■ **Your instructions**:
Which lines in the material below contain the word "стиле"? Copy each of them.

■ **Records for the task**:
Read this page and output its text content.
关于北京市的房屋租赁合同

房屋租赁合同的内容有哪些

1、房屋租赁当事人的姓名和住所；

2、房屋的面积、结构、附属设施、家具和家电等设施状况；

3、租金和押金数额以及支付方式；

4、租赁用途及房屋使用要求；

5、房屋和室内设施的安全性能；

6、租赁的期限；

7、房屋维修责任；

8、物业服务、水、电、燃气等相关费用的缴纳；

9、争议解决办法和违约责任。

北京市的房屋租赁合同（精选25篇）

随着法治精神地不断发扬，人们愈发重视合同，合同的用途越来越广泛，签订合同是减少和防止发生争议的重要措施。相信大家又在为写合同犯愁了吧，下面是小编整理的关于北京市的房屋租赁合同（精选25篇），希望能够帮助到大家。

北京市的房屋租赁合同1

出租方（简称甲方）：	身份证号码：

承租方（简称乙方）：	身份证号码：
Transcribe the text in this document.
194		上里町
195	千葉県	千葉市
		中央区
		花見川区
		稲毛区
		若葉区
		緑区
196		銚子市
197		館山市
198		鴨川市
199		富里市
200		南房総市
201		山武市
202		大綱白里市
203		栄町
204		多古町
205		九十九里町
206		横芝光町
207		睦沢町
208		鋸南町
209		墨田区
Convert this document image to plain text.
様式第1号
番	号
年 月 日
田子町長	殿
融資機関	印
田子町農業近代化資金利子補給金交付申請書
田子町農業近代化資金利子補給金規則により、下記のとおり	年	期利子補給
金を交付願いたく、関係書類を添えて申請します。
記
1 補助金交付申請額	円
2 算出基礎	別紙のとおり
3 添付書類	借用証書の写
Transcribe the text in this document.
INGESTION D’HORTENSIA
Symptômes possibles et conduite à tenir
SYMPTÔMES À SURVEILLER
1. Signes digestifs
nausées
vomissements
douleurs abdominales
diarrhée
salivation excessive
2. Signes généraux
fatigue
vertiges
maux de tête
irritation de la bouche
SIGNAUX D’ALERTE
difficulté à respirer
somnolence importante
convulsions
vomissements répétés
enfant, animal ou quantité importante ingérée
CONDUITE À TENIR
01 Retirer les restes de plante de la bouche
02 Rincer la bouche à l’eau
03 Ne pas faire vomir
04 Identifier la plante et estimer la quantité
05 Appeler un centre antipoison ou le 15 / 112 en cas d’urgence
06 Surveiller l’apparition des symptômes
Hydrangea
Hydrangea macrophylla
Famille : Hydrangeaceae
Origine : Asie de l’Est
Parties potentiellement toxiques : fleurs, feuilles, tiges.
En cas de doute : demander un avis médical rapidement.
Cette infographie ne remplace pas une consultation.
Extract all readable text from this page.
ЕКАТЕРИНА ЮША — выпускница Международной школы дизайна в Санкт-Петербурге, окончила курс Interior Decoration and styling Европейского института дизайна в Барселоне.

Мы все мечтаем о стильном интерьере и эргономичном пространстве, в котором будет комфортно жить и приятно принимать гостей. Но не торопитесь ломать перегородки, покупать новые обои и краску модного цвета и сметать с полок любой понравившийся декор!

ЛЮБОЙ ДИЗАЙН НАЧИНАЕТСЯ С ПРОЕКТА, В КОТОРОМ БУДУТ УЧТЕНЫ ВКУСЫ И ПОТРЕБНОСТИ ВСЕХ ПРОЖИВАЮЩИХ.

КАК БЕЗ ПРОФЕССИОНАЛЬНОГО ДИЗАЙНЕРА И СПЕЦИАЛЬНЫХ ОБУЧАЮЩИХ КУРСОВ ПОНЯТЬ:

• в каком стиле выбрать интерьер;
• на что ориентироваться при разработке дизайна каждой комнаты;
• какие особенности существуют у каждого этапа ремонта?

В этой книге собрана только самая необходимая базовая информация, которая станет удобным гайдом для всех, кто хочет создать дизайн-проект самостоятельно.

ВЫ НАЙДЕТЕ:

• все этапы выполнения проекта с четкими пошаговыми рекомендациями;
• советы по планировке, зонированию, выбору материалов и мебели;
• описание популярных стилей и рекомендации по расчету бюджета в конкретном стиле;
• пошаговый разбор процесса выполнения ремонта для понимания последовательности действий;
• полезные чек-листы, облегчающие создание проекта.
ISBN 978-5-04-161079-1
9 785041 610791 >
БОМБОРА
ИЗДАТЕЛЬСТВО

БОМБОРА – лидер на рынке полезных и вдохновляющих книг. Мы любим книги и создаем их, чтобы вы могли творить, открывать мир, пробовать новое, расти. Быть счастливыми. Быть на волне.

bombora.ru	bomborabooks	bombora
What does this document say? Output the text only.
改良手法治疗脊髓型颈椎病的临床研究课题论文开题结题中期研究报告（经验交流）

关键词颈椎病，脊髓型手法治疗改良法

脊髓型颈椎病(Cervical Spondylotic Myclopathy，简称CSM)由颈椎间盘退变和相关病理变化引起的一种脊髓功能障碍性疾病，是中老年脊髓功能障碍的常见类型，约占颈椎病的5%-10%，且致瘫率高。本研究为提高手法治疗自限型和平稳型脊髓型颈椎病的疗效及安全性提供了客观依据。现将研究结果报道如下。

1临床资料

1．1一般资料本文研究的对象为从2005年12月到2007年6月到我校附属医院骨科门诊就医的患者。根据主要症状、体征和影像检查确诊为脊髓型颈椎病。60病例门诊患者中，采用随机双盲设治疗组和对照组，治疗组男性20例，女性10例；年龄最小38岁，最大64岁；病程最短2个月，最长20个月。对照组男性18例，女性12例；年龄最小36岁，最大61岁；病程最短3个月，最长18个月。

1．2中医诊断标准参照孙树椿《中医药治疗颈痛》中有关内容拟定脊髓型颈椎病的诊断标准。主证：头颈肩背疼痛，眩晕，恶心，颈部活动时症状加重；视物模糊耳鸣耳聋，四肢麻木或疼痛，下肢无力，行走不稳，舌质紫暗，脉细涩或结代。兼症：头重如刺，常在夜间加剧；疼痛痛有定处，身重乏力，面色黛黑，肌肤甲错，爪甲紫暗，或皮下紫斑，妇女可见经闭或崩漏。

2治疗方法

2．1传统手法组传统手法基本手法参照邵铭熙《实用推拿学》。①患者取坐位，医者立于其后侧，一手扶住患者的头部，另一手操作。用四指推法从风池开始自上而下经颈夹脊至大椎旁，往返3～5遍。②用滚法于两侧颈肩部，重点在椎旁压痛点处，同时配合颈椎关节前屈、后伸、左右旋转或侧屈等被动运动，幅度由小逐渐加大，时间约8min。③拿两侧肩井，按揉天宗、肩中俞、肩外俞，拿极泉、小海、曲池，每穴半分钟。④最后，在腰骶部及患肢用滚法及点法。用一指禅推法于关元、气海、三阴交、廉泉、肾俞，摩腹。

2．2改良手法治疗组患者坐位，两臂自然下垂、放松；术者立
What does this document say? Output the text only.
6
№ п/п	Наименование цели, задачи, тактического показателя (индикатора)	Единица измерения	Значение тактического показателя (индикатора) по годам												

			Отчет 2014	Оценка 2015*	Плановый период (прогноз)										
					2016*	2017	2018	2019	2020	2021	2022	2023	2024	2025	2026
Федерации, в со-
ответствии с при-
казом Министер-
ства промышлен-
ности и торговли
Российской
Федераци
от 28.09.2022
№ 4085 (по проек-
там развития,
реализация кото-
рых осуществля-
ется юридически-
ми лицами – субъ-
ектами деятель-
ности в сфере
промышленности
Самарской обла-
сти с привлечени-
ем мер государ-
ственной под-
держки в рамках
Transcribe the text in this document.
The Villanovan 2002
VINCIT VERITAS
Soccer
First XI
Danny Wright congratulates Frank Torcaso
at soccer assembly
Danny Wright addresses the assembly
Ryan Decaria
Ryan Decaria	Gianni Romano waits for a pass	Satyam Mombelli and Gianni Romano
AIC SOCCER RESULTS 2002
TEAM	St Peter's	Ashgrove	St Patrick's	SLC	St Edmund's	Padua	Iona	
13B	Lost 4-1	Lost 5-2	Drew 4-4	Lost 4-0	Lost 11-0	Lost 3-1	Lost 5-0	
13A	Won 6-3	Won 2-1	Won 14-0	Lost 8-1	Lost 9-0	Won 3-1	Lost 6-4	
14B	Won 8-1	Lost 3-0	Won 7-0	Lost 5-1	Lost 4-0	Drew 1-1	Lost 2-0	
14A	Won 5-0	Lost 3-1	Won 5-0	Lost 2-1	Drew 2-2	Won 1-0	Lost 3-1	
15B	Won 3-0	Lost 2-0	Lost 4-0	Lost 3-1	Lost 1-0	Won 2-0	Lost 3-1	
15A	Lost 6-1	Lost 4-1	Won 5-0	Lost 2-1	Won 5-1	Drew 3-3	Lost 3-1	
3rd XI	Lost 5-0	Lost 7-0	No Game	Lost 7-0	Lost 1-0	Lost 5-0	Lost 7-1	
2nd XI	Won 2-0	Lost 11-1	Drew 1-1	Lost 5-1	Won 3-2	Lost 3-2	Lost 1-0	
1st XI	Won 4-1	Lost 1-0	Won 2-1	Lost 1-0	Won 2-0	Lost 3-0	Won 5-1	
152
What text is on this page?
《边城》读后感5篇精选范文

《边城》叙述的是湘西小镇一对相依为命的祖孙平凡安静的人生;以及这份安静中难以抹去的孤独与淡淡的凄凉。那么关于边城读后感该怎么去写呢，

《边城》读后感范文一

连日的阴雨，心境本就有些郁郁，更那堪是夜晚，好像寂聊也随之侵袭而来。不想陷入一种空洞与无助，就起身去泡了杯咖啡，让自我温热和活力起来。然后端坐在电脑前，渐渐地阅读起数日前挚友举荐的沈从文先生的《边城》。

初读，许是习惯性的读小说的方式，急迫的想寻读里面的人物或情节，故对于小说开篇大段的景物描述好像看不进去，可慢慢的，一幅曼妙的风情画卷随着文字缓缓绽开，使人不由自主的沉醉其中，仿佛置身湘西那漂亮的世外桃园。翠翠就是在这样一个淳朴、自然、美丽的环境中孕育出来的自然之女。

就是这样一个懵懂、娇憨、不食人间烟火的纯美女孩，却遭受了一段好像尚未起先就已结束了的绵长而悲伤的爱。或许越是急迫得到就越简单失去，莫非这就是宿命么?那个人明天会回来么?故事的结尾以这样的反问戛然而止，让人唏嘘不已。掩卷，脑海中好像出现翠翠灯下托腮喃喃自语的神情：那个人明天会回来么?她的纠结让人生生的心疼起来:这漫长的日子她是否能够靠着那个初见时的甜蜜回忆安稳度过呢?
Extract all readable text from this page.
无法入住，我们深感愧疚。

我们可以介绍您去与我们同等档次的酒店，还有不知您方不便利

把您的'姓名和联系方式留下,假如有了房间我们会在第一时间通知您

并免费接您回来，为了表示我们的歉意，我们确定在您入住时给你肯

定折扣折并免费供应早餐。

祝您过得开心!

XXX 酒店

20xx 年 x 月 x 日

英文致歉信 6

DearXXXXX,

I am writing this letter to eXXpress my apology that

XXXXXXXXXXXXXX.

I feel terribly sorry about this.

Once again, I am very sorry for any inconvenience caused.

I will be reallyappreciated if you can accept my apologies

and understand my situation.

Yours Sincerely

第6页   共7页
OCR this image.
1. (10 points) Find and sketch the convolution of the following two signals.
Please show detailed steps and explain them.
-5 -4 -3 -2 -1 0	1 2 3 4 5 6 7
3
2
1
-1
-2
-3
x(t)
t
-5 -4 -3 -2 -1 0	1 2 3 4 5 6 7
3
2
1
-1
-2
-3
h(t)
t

■ **Answer to this problem**:
• в каком стиле выбрать интерьер;
• описание популярных стилей и рекомендации по расчету бюджета в конкретном стиле;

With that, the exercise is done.